### STATED GOAL
Where a line of the listing below includes the word "solve", reproduce that line.

########################################

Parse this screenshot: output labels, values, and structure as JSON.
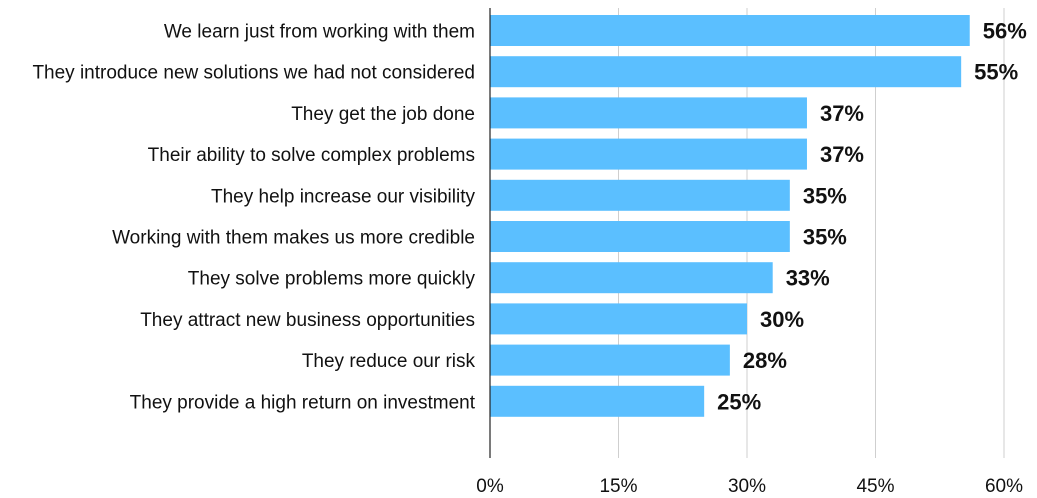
{
  "chart_data": {
    "type": "bar",
    "orientation": "horizontal",
    "categories": [
      "We learn just from working with them",
      "They introduce new solutions we had not considered",
      "They get the job done",
      "Their ability to solve complex problems",
      "They help increase our visibility",
      "Working with them makes us more credible",
      "They solve problems more quickly",
      "They attract new business opportunities",
      "They reduce our risk",
      "They provide a high return on investment"
    ],
    "values": [
      56,
      55,
      37,
      37,
      35,
      35,
      33,
      30,
      28,
      25
    ],
    "value_labels": [
      "56%",
      "55%",
      "37%",
      "37%",
      "35%",
      "35%",
      "33%",
      "30%",
      "28%",
      "25%"
    ],
    "xlim": [
      0,
      60
    ],
    "xticks": [
      0,
      15,
      30,
      45,
      60
    ],
    "xtick_labels": [
      "0%",
      "15%",
      "30%",
      "45%",
      "60%"
    ],
    "title": "",
    "xlabel": "",
    "ylabel": "",
    "grid": "vertical",
    "bar_color": "#5bbfff"
  }
}
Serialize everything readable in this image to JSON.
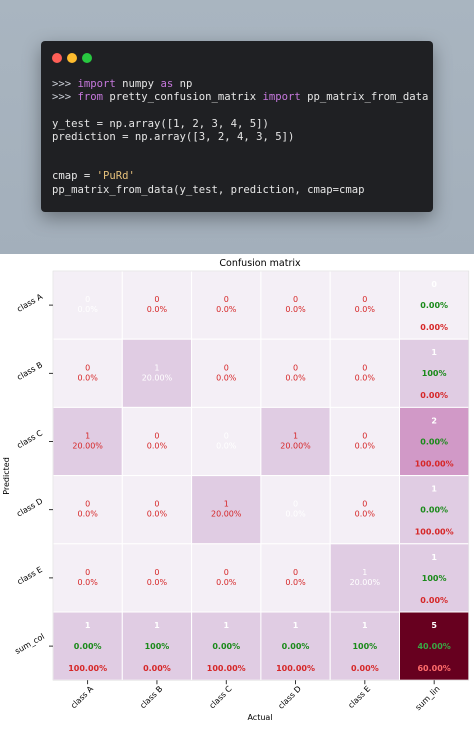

########################################

### ANSWER TO THIS PROBLEM
      "Their ability to solve complex problems",
      "They solve problems more quickly",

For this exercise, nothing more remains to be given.